*DATASET EXCERPTS*:
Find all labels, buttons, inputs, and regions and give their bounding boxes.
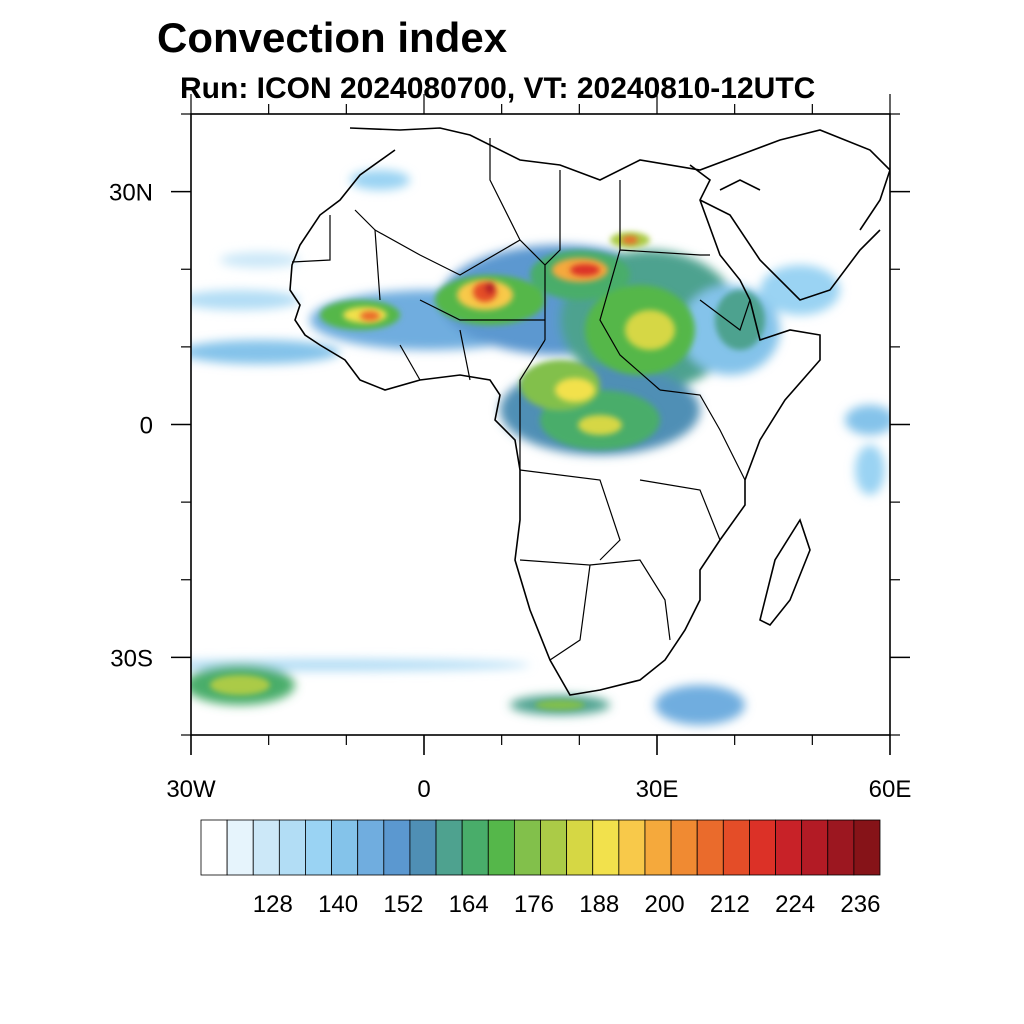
colorbar-swatch [461,819,489,876]
colorbar-swatch [252,819,280,876]
colorbar-swatch [801,819,829,876]
colorbar-swatch [644,819,672,876]
lat-tick-label: 0 [140,413,153,440]
colorbar-swatch [226,819,254,876]
colorbar-swatch [357,819,385,876]
colorbar-swatch [331,819,359,876]
colorbar-swatch [618,819,646,876]
lon-tick-label: 60E [869,776,912,803]
colorbar-swatch [853,819,881,876]
colorbar-swatch [409,819,437,876]
colorbar-label: 164 [449,891,489,918]
colorbar-label: 212 [710,891,750,918]
colorbar-label: 200 [645,891,685,918]
colorbar: 128 140 152 164 176 188 200 212 224 236 [200,819,881,918]
colorbar-swatch [670,819,698,876]
colorbar-swatch [775,819,803,876]
colorbar-swatch [827,819,855,876]
colorbar-swatch [540,819,568,876]
colorbar-swatch [592,819,620,876]
colorbar-swatch [749,819,776,876]
lon-tick-label: 0 [417,776,430,803]
map-axes: 30W 0 30E 60E 30N 0 30S [109,94,911,803]
colorbar-swatch [200,819,228,876]
colorbar-swatch [383,819,411,876]
colorbar-swatch [566,819,594,876]
colorbar-swatch [513,819,541,876]
colorbar-swatch [696,819,724,876]
lat-tick-label: 30N [109,180,153,207]
colorbar-swatch [487,819,515,876]
colorbar-label: 224 [775,891,815,918]
run-subtitle: Run: ICON 2024080700, VT: 20240810-12UTC [180,72,816,105]
country-borders [291,138,751,661]
page-title: Convection index [157,14,508,61]
colorbar-label: 176 [514,891,554,918]
colorbar-label: 152 [383,891,423,918]
lat-tick-label: 30S [110,645,153,672]
convection-field [191,170,890,725]
lon-tick-label: 30W [166,776,216,803]
colorbar-label: 236 [840,891,880,918]
colorbar-swatch [435,819,463,876]
colorbar-label: 140 [318,891,358,918]
lon-tick-label: 30E [636,776,679,803]
coastlines [289,127,890,696]
colorbar-label: 188 [579,891,619,918]
colorbar-swatch [722,819,750,876]
colorbar-swatch [305,819,332,876]
colorbar-label: 128 [253,891,293,918]
colorbar-swatch [278,819,306,876]
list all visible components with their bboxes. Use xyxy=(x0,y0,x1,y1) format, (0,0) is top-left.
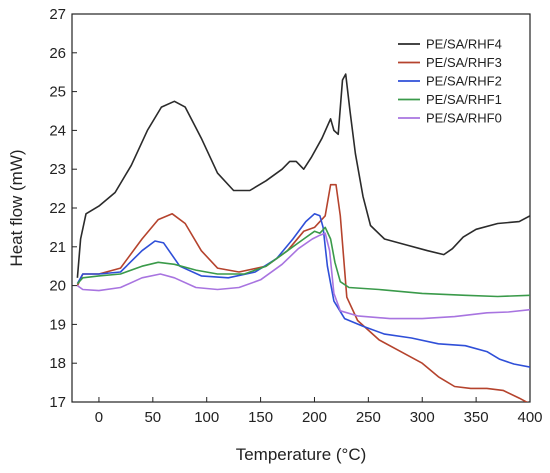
series-line-pe-sa-rhf3 xyxy=(76,183,529,402)
y-tick-label: 26 xyxy=(49,45,66,62)
legend-label: PE/SA/RHF4 xyxy=(426,37,502,52)
series-layer xyxy=(76,73,530,402)
plot-area-frame xyxy=(71,13,531,403)
legend-label: PE/SA/RHF3 xyxy=(426,55,502,70)
series-line-pe-sa-rhf4 xyxy=(76,73,530,278)
y-tick-label: 27 xyxy=(49,6,66,23)
series-line-pe-sa-rhf1 xyxy=(76,226,530,298)
y-tick-label: 25 xyxy=(49,84,66,101)
x-tick-label: 100 xyxy=(194,409,219,426)
series-line-pe-sa-rhf0 xyxy=(76,232,530,320)
y-tick-label: 17 xyxy=(49,394,66,411)
y-tick-label: 20 xyxy=(49,278,66,295)
x-tick-label: 150 xyxy=(248,409,273,426)
series-line-pe-sa-rhf2 xyxy=(76,213,530,368)
y-tick-label: 24 xyxy=(49,122,66,139)
x-tick-label: 200 xyxy=(302,409,327,426)
x-tick-label: 400 xyxy=(517,409,542,426)
y-tick-label: 19 xyxy=(49,316,66,333)
x-tick-label: 350 xyxy=(464,409,489,426)
y-tick-label: 23 xyxy=(49,161,66,178)
legend-label: PE/SA/RHF2 xyxy=(426,74,502,89)
x-tick-label: 250 xyxy=(356,409,381,426)
y-tick-label: 18 xyxy=(49,355,66,372)
x-tick-label: 300 xyxy=(410,409,435,426)
y-tick-label: 22 xyxy=(49,200,66,217)
y-tick-label: 21 xyxy=(49,239,66,256)
x-tick-label: 0 xyxy=(95,409,103,426)
legend: PE/SA/RHF4 PE/SA/RHF3 PE/SA/RHF2 PE/SA/RHF1… xyxy=(398,37,502,126)
ticks-layer: 0 50 100 150 200 250 300 350 400 17 18 19 20 21 22 23 24… xyxy=(49,6,542,426)
x-axis-title: Temperature (°C) xyxy=(236,445,367,464)
x-tick-label: 50 xyxy=(144,409,161,426)
legend-label: PE/SA/RHF1 xyxy=(426,92,502,107)
legend-label: PE/SA/RHF0 xyxy=(426,111,502,126)
y-axis-title: Heat flow (mW) xyxy=(7,149,26,266)
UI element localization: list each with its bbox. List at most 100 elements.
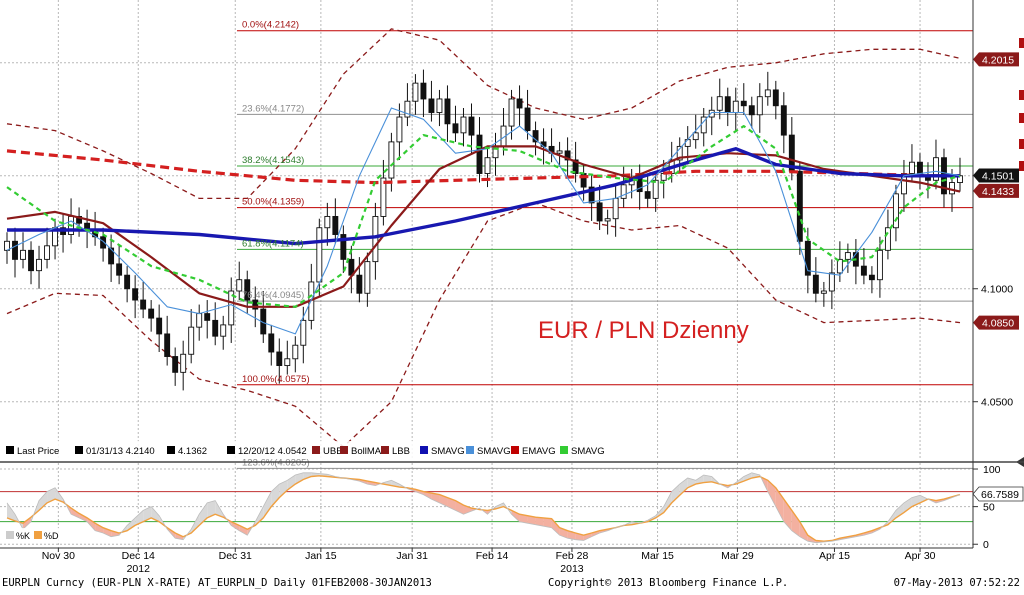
legend-swatch	[511, 446, 519, 454]
value-tag: 4.0850	[973, 315, 1019, 330]
value-tag-box	[973, 315, 1019, 330]
legend-item: SMAVG	[560, 446, 605, 457]
legend-label: EMAVG	[522, 446, 556, 457]
oscillator-fill	[7, 502, 16, 521]
candle-body-up	[692, 132, 699, 141]
candle	[820, 281, 827, 307]
legend-swatch	[340, 446, 348, 454]
right-price-axis: 4.1000 4.0500 4.2015 4.1501 4.1433 4.0850 100 5…	[972, 38, 1024, 551]
oscillator-fill	[239, 525, 248, 536]
candle-body-up	[236, 279, 243, 292]
oscillator-fill	[591, 530, 600, 537]
candle-body-up	[836, 258, 843, 274]
oscillator-fill	[799, 521, 808, 542]
candle-body-up	[844, 252, 851, 260]
candle	[460, 107, 467, 147]
candle	[748, 96, 755, 129]
candle	[604, 209, 611, 235]
candle-body-up	[892, 193, 899, 229]
candle-body-down	[428, 98, 435, 113]
candle	[236, 261, 243, 301]
candle-body-up	[388, 141, 395, 179]
fibonacci-lines	[237, 30, 973, 469]
candle	[172, 347, 179, 386]
candle-body-up	[292, 344, 299, 360]
indicator-lines-under	[6, 28, 961, 448]
candle	[404, 83, 411, 127]
candle-body-up	[372, 215, 379, 263]
candle	[780, 92, 787, 154]
legend-item: 4.1362	[167, 446, 207, 457]
candle	[396, 103, 403, 160]
legend-swatch	[227, 446, 235, 454]
legend-label: UBB	[323, 446, 343, 457]
indicator-lines-over	[6, 107, 961, 335]
footer-center: Copyright© 2013 Bloomberg Finance L.P.	[548, 577, 788, 589]
candle-body-up	[933, 157, 939, 181]
candle-body-down	[148, 308, 155, 319]
candle-body-down	[804, 240, 811, 276]
oscillator-fill	[495, 502, 504, 509]
candle-body-down	[468, 116, 475, 136]
candle-body-down	[860, 265, 867, 276]
candle	[764, 71, 771, 106]
oscillator-fill	[127, 517, 136, 531]
oscillator-legend-background	[0, 528, 60, 542]
candle	[188, 309, 195, 364]
candle-body-down	[748, 105, 755, 116]
candle-body-down	[796, 170, 803, 242]
candle	[876, 236, 883, 298]
footer-right: 07-May-2013 07:52:22	[894, 577, 1020, 589]
oscillator-fill	[895, 502, 904, 518]
candle-body-up	[228, 290, 235, 326]
price-tick-label: 4.0500	[981, 397, 1013, 409]
date-tick-label: Feb 28	[556, 550, 589, 562]
candle-body-down	[156, 317, 163, 335]
value-tag: 4.1501	[973, 168, 1019, 183]
chart-annotation: EUR / PLN Dzienny	[538, 317, 749, 344]
date-tick-label: Dec 31	[219, 550, 252, 562]
candle	[12, 227, 18, 278]
oscillator-fill	[527, 515, 536, 525]
candle-body-down	[444, 98, 451, 125]
oscillator-panel	[0, 472, 973, 544]
legend-swatch	[75, 446, 83, 454]
candle-body-down	[420, 82, 427, 100]
candle-body-up	[716, 96, 723, 111]
value-tag-label: 4.0850	[982, 318, 1014, 330]
fib-label: 100.0%(4.0575)	[242, 374, 310, 385]
legend-label: 4.1362	[178, 446, 207, 457]
date-tick-label: Mar 15	[641, 550, 674, 562]
oscillator-fill	[87, 517, 96, 531]
candle-body-up	[220, 324, 227, 337]
oscillator-fill	[263, 491, 272, 518]
candle	[676, 137, 683, 174]
oscillator-fill	[279, 480, 288, 498]
candle-body-down	[332, 215, 339, 235]
year-label: 2013	[560, 563, 584, 575]
candle-body-down	[204, 313, 211, 321]
legend-item: BollMA	[340, 446, 382, 457]
oscillator-fill	[743, 472, 752, 482]
candle	[884, 209, 891, 260]
footer-left: EURPLN Curncy (EUR-PLN X-RATE) AT_EURPLN…	[2, 577, 432, 589]
date-axis: Nov 30 Dec 14 Dec 31 Jan 15 Jan 31 Feb 14 Feb …	[0, 547, 973, 575]
candle-body-down	[28, 249, 34, 272]
candle-body-down	[132, 288, 139, 301]
oscillator-fill	[95, 523, 104, 533]
candle	[220, 315, 227, 350]
candle-body-down	[524, 107, 531, 132]
candle-body-down	[252, 299, 259, 310]
candle	[20, 232, 26, 269]
oscillator-fill	[671, 484, 680, 503]
legend-swatch	[312, 446, 320, 454]
candle-body-down	[572, 159, 579, 174]
legend-item: UBB	[312, 446, 343, 457]
oscillator-legend: %K %D	[0, 528, 60, 542]
candle-body-down	[516, 98, 523, 109]
legend-swatch	[466, 446, 474, 454]
oscillator-fill	[199, 502, 208, 526]
candle-body-down	[724, 96, 731, 113]
candle-body-down	[124, 274, 131, 290]
oscillator-fill	[679, 478, 688, 496]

*REQUEST*:
Copy out, unchanged, the lines of the entries from the one containing "446, 519, 454]" through the one containing "525, 248, 536]", including both of those lines.

*COMPLETE OUTPUT*:
legend-swatch	[511, 446, 519, 454]
value-tag: 4.0850	[973, 315, 1019, 330]
value-tag-box	[973, 315, 1019, 330]
legend-item: SMAVG	[560, 446, 605, 457]
legend-label: EMAVG	[522, 446, 556, 457]
oscillator-fill	[7, 502, 16, 521]
candle-body-up	[692, 132, 699, 141]
candle	[820, 281, 827, 307]
legend-swatch	[340, 446, 348, 454]
right-price-axis: 4.1000 4.0500 4.2015 4.1501 4.1433 4.0850 100 5…	[972, 38, 1024, 551]
oscillator-fill	[239, 525, 248, 536]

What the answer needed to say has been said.